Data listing
**********

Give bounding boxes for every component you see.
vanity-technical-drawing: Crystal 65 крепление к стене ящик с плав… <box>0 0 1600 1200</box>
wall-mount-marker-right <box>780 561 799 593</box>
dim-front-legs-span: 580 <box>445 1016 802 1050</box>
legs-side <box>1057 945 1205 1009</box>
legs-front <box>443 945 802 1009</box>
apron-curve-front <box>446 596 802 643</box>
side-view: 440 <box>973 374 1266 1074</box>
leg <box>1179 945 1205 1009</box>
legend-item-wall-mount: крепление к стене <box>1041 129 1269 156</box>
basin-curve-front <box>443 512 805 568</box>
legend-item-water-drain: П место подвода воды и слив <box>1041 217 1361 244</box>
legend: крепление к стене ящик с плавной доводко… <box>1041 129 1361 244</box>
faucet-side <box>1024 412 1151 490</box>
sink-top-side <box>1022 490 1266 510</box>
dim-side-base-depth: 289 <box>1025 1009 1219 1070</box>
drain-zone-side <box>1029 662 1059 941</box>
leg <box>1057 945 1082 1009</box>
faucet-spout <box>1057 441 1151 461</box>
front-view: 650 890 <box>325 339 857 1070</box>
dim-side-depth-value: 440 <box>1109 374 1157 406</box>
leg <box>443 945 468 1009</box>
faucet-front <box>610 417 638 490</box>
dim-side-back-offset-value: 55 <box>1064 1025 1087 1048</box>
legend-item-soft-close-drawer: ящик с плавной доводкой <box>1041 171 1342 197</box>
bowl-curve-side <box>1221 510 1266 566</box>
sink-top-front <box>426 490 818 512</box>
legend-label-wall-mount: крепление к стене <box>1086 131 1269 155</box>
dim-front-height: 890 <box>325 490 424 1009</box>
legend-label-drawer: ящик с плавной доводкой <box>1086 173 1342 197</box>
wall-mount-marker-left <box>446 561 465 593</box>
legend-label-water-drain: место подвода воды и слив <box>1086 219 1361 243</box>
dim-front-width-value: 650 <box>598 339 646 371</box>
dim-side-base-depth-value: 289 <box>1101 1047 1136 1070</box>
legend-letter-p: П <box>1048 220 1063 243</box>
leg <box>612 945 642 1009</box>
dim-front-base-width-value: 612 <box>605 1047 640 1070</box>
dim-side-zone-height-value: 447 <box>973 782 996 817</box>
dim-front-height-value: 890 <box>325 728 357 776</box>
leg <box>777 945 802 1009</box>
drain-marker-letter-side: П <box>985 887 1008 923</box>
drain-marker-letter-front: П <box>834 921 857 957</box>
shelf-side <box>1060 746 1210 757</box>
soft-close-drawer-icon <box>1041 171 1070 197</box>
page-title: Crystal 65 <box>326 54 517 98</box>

**********

Rewrite the records from the start through the line containing "dim-front-legs-span: 580 <box>445", substituting "item" for "component" and leaving everything else as it is.

Give bounding boxes for every item you see.
vanity-technical-drawing: Crystal 65 крепление к стене ящик с плав… <box>0 0 1600 1200</box>
wall-mount-marker-right <box>780 561 799 593</box>
dim-front-legs-span: 580 <box>445 1016 802 1050</box>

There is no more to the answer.